■ Goal
Below are the records; locate each line with the word "飞翔下载" and copy it.

■ Exercise input
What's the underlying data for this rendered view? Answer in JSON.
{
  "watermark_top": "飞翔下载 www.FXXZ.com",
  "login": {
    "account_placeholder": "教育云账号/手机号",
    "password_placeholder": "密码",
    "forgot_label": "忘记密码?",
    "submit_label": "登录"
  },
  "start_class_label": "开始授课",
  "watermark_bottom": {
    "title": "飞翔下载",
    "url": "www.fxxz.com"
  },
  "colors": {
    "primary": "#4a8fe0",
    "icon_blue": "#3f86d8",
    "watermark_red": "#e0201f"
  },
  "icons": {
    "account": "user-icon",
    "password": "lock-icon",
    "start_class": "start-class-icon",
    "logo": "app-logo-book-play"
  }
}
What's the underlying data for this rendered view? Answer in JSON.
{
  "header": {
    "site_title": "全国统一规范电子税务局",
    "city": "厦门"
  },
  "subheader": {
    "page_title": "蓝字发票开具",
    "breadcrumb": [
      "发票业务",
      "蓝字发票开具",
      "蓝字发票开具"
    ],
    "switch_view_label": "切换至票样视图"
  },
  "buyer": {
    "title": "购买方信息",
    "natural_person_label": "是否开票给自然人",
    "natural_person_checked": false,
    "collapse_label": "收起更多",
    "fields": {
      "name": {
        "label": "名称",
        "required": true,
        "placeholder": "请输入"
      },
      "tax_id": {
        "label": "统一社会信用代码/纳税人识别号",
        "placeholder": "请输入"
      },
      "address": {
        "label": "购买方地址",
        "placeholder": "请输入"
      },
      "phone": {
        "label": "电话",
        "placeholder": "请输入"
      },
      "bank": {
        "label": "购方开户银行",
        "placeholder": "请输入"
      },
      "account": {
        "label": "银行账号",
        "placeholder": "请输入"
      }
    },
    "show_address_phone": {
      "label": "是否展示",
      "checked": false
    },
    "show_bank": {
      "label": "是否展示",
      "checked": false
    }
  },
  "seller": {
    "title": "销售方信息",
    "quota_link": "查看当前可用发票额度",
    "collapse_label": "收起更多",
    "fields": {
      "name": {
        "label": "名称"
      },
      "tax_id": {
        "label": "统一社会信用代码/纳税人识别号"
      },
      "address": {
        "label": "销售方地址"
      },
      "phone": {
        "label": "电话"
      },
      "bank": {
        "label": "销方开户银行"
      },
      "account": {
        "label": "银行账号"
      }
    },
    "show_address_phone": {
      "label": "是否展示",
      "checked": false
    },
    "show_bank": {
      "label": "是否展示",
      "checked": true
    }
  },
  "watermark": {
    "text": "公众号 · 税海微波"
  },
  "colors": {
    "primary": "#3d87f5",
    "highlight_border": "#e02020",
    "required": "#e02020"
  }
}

■ Finished task
  "watermark_top": "飞翔下载 www.FXXZ.com",
    "title": "飞翔下载",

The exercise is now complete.